• _What to do_: Reproduce every record exactly as it appears, but not the pictures.

• _Input material_:
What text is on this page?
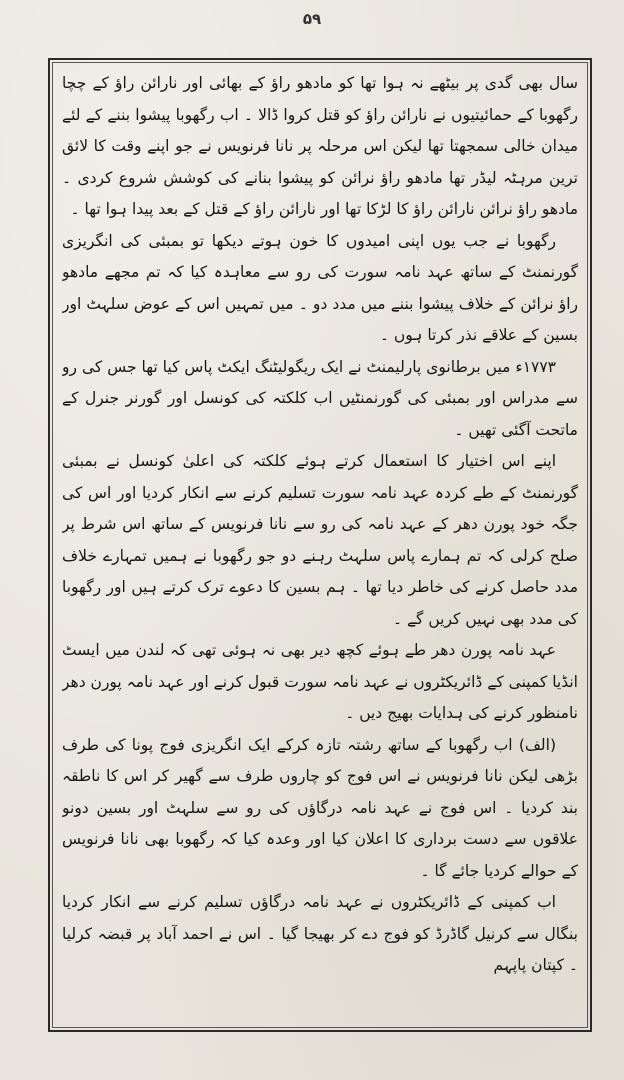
۵۹

سال بھی گدی پر بیٹھے نہ ہوا تھا کو مادھو راؤ کے بھائی اور نارائن راؤ کے چچا رگھوبا کے حمائیتیوں نے نارائن راؤ کو قتل کروا ڈالا ۔ اب رگھوبا پیشوا بننے کے لئے میدان خالی سمجھتا تھا لیکن اس مرحلہ پر نانا فرنویس نے جو اپنے وقت کا لائق ترین مرہٹہ لیڈر تھا مادھو راؤ نرائن کو پیشوا بنانے کی کوشش شروع کردی ۔ مادھو راؤ نرائن نارائن راؤ کا لڑکا تھا اور نارائن راؤ کے قتل کے بعد پیدا ہوا تھا ۔

رگھوبا نے جب یوں اپنی امیدوں کا خون ہوتے دیکھا تو بمبئی کی انگریزی گورنمنٹ کے ساتھ عہد نامہ سورت کی رو سے معاہدہ کیا کہ تم مجھے مادھو راؤ نرائن کے خلاف پیشوا بننے میں مدد دو ۔ میں تمہیں اس کے عوض سلہٹ اور بسین کے علاقے نذر کرتا ہوں ۔

۱۷۷۳ء میں برطانوی پارلیمنٹ نے ایک ریگولیٹنگ ایکٹ پاس کیا تھا جس کی رو سے مدراس اور بمبئی کی گورنمنٹیں اب کلکتہ کی کونسل اور گورنر جنرل کے ماتحت آگئی تھیں ۔

اپنے اس اختیار کا استعمال کرتے ہوئے کلکتہ کی اعلیٰ کونسل نے بمبئی گورنمنٹ کے طے کردہ عہد نامہ سورت تسلیم کرنے سے انکار کردیا اور اس کی جگہ خود پورن دھر کے عہد نامہ کی رو سے نانا فرنویس کے ساتھ اس شرط پر صلح کرلی کہ تم ہمارے پاس سلہٹ رہنے دو جو رگھوبا نے ہمیں تمہارے خلاف مدد حاصل کرنے کی خاطر دیا تھا ۔ ہم بسین کا دعوے ترک کرتے ہیں اور رگھوبا کی مدد بھی نہیں کریں گے ۔

عہد نامہ پورن دھر طے ہوئے کچھ دیر بھی نہ ہوئی تھی کہ لندن میں ایسٹ انڈیا کمپنی کے ڈائریکٹروں نے عہد نامہ سورت قبول کرنے اور عہد نامہ پورن دھر نامنظور کرنے کی ہدایات بھیج دیں ۔

(الف) اب رگھوبا کے ساتھ رشتہ تازہ کرکے ایک انگریزی فوج پونا کی طرف بڑھی لیکن نانا فرنویس نے اس فوج کو چاروں طرف سے گھیر کر اس کا ناطقہ بند کردیا ۔ اس فوج نے عہد نامہ درگاؤں کی رو سے سلہٹ اور بسین دونو علاقوں سے دست برداری کا اعلان کیا اور وعدہ کیا کہ رگھوبا بھی نانا فرنویس کے حوالے کردیا جائے گا ۔

اب کمپنی کے ڈائریکٹروں نے عہد نامہ درگاؤں تسلیم کرنے سے انکار کردیا بنگال سے کرنیل گاڈرڈ کو فوج دے کر بھیجا گیا ۔ اس نے احمد آباد پر قبضہ کرلیا ۔ کپتان پاپہم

• _Written solution_:
What text is on this page?
۵۹

سال بھی گدی پر بیٹھے نہ ہوا تھا کو مادھو راؤ کے بھائی اور نارائن راؤ کے چچا رگھوبا کے حمائیتیوں نے نارائن راؤ کو قتل کروا ڈالا ۔ اب رگھوبا پیشوا بننے کے لئے میدان خالی سمجھتا تھا لیکن اس مرحلہ پر نانا فرنویس نے جو اپنے وقت کا لائق ترین مرہٹہ لیڈر تھا مادھو راؤ نرائن کو پیشوا بنانے کی کوشش شروع کردی ۔ مادھو راؤ نرائن نارائن راؤ کا لڑکا تھا اور نارائن راؤ کے قتل کے بعد پیدا ہوا تھا ۔

رگھوبا نے جب یوں اپنی امیدوں کا خون ہوتے دیکھا تو بمبئی کی انگریزی گورنمنٹ کے ساتھ عہد نامہ سورت کی رو سے معاہدہ کیا کہ تم مجھے مادھو راؤ نرائن کے خلاف پیشوا بننے میں مدد دو ۔ میں تمہیں اس کے عوض سلہٹ اور بسین کے علاقے نذر کرتا ہوں ۔

۱۷۷۳ء میں برطانوی پارلیمنٹ نے ایک ریگولیٹنگ ایکٹ پاس کیا تھا جس کی رو سے مدراس اور بمبئی کی گورنمنٹیں اب کلکتہ کی کونسل اور گورنر جنرل کے ماتحت آگئی تھیں ۔

اپنے اس اختیار کا استعمال کرتے ہوئے کلکتہ کی اعلیٰ کونسل نے بمبئی گورنمنٹ کے طے کردہ عہد نامہ سورت تسلیم کرنے سے انکار کردیا اور اس کی جگہ خود پورن دھر کے عہد نامہ کی رو سے نانا فرنویس کے ساتھ اس شرط پر صلح کرلی کہ تم ہمارے پاس سلہٹ رہنے دو جو رگھوبا نے ہمیں تمہارے خلاف مدد حاصل کرنے کی خاطر دیا تھا ۔ ہم بسین کا دعوے ترک کرتے ہیں اور رگھوبا کی مدد بھی نہیں کریں گے ۔

عہد نامہ پورن دھر طے ہوئے کچھ دیر بھی نہ ہوئی تھی کہ لندن میں ایسٹ انڈیا کمپنی کے ڈائریکٹروں نے عہد نامہ سورت قبول کرنے اور عہد نامہ پورن دھر نامنظور کرنے کی ہدایات بھیج دیں ۔

(الف) اب رگھوبا کے ساتھ رشتہ تازہ کرکے ایک انگریزی فوج پونا کی طرف بڑھی لیکن نانا فرنویس نے اس فوج کو چاروں طرف سے گھیر کر اس کا ناطقہ بند کردیا ۔ اس فوج نے عہد نامہ درگاؤں کی رو سے سلہٹ اور بسین دونو علاقوں سے دست برداری کا اعلان کیا اور وعدہ کیا کہ رگھوبا بھی نانا فرنویس کے حوالے کردیا جائے گا ۔

اب کمپنی کے ڈائریکٹروں نے عہد نامہ درگاؤں تسلیم کرنے سے انکار کردیا بنگال سے کرنیل گاڈرڈ کو فوج دے کر بھیجا گیا ۔ اس نے احمد آباد پر قبضہ کرلیا ۔ کپتان پاپہم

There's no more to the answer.